I waited too long to rent a car and now none are available. I also waited too long to make NYE reservations so didn't get my first choice.

What is this place, St Barths Jr?

----------


## katva

> I waited too long to rent a car and now none are available. I also waited too long to make NYE reservations so didn't get my first choice.
> 
> What is this place, St Barths Jr?



oops!  I'm staying on St. Thomas with an old friend who owns a place there --- she divides her time between there and McLean, VA--- so owns a car. I'm all set :)

----------


## JEK

Screen Shot 2013-12-31 at 9.00.36 AM.jpg

----------


## JEK

From Dennis -- "8 hours and 93 degrees colder and I'm home."
From iJEK -- Shoulda gone through EWR.

----------


## amyb

What a shock to Dennis and Lisa's systems.

welcome home

----------


## NHDiane

Dennis - if you check back here I'd love to hear a report.

----------


## Dennis

First draft:

Tom Crane is the coolest guy in the world:

DSCF0127.jpg

----------


## Dennis

Two great Caribbean Bars represented in this pic.

> _Data_
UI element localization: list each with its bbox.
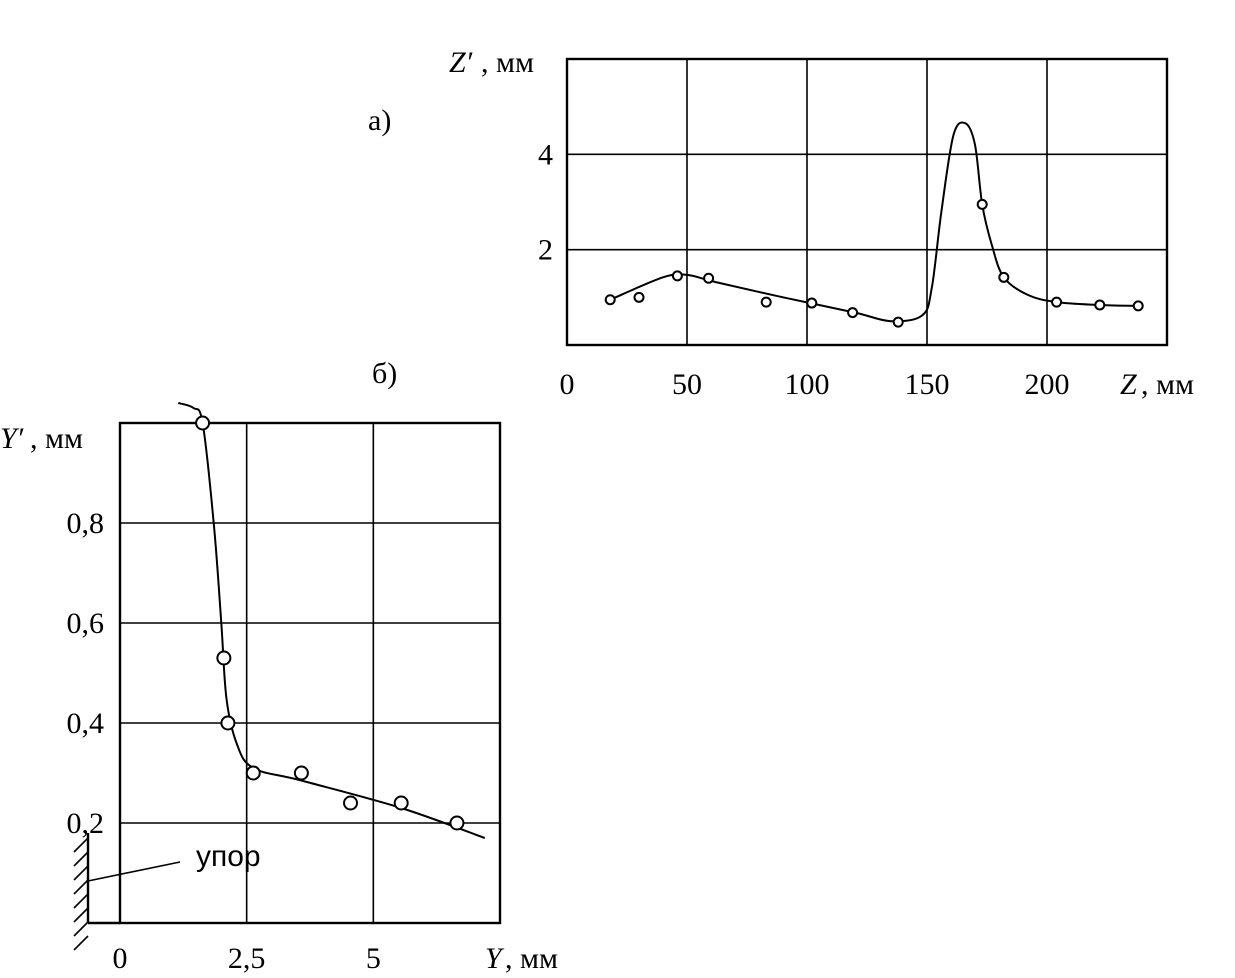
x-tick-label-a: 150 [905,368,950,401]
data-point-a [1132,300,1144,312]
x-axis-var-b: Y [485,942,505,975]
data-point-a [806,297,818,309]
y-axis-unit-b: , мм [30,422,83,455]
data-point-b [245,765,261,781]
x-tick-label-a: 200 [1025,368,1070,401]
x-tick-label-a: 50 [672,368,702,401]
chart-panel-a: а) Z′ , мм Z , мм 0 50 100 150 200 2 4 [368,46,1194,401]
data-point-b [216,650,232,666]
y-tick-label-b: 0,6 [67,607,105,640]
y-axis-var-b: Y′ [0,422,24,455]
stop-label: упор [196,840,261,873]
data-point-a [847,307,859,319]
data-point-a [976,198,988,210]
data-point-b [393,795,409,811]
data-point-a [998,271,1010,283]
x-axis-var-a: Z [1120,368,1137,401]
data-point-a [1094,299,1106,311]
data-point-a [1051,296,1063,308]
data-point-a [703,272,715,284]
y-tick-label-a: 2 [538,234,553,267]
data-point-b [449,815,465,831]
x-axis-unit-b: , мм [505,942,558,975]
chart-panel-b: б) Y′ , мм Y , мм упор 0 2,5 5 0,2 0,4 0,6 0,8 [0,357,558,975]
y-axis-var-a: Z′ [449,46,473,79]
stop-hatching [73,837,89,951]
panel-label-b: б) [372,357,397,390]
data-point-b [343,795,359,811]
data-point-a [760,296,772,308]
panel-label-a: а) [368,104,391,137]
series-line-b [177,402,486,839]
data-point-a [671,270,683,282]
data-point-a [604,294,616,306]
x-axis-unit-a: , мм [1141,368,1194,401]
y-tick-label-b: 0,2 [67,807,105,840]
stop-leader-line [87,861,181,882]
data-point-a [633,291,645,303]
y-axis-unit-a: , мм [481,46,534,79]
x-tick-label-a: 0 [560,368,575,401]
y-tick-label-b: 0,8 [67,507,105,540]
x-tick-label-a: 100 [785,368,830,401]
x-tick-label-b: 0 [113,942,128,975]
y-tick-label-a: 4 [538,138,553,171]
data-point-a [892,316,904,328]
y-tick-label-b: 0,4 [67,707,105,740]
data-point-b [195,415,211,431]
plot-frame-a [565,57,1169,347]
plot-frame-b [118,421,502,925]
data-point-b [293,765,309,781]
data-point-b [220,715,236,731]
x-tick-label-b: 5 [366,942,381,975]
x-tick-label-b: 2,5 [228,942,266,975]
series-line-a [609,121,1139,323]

---

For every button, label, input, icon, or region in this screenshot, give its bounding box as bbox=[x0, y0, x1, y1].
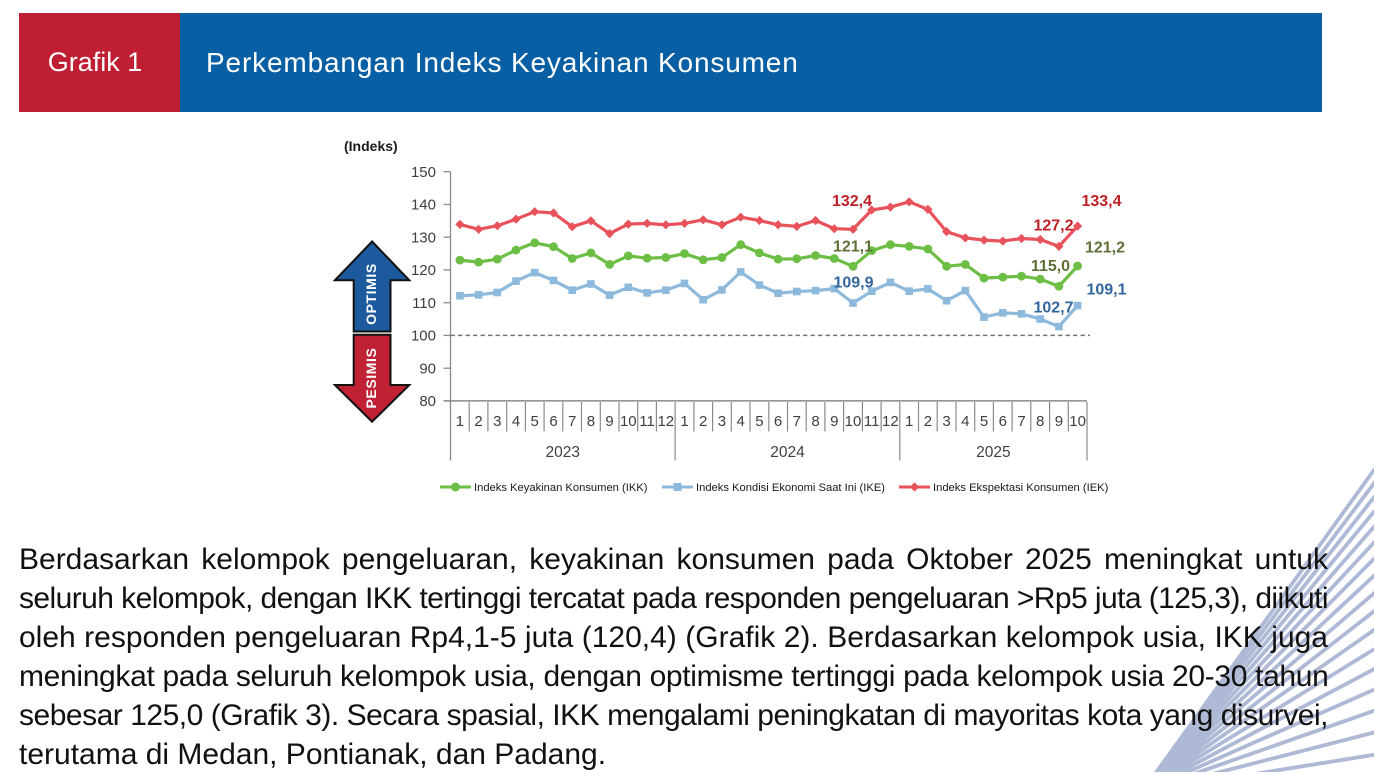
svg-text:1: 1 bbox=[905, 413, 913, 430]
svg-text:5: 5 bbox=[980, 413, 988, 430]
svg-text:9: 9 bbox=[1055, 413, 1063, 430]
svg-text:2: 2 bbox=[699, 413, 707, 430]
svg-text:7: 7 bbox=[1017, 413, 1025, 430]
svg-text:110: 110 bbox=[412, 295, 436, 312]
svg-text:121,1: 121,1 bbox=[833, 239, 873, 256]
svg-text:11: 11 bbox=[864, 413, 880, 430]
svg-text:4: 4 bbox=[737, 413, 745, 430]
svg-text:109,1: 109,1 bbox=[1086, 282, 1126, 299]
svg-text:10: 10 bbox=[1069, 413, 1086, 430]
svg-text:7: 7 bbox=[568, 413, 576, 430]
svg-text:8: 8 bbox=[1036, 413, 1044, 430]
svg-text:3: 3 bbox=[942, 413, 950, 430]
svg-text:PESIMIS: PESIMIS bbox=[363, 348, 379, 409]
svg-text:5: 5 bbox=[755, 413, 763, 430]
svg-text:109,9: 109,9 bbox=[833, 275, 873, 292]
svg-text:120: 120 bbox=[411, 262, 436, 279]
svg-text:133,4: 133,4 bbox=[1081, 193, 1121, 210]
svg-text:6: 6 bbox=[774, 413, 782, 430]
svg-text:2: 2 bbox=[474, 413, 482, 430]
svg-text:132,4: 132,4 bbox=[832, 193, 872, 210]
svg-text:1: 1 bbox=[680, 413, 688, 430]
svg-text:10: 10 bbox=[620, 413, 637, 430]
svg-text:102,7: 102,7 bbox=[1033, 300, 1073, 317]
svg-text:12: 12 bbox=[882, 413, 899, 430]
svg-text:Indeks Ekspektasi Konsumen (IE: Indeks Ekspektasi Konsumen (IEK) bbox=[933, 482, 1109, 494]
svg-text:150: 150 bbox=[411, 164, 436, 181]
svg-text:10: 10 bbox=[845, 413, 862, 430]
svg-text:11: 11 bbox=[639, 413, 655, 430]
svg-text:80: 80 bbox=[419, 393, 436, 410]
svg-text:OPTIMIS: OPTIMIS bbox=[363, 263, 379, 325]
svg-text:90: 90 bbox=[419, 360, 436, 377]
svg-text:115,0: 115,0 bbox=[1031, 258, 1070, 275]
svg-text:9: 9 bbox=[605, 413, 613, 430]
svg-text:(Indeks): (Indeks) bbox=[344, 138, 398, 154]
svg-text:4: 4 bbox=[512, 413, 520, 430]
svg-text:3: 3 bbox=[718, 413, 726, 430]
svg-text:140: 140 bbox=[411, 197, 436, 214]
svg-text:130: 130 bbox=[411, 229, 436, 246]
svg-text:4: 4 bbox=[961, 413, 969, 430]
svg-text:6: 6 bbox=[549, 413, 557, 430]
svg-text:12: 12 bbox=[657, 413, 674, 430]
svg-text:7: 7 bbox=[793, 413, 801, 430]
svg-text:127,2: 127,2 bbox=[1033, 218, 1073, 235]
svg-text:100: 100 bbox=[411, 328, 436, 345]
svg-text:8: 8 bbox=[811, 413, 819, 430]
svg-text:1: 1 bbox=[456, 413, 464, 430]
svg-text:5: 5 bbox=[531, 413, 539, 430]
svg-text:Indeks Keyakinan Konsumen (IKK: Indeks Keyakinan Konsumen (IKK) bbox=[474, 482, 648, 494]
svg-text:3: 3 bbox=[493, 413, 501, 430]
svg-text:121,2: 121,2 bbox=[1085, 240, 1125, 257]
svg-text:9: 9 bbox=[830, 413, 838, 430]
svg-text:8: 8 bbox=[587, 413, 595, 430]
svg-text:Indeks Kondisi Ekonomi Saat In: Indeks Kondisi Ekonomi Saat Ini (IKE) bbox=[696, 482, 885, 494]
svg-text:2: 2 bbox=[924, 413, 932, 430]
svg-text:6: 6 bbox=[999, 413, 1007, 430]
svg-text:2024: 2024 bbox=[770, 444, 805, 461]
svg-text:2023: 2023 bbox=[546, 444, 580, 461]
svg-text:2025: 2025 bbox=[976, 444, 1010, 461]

> _Task description_
Reproduce the forum thread about the Caribbean trip from the top of the page word for word, from its first line to its last.

> _Task result_
I waited too long to rent a car and now none are available. I also waited too long to make NYE reservations so didn't get my first choice.

What is this place, St Barths Jr?

----------


## katva

> I waited too long to rent a car and now none are available. I also waited too long to make NYE reservations so didn't get my first choice.
> 
> What is this place, St Barths Jr?



oops!  I'm staying on St. Thomas with an old friend who owns a place there --- she divides her time between there and McLean, VA--- so owns a car. I'm all set :)

----------


## JEK

Screen Shot 2013-12-31 at 9.00.36 AM.jpg

----------


## JEK

From Dennis -- "8 hours and 93 degrees colder and I'm home."
From iJEK -- Shoulda gone through EWR.

----------


## amyb

What a shock to Dennis and Lisa's systems.

welcome home

----------


## NHDiane

Dennis - if you check back here I'd love to hear a report.

----------


## Dennis

First draft:

Tom Crane is the coolest guy in the world:

DSCF0127.jpg

----------


## Dennis

Two great Caribbean Bars represented in this pic.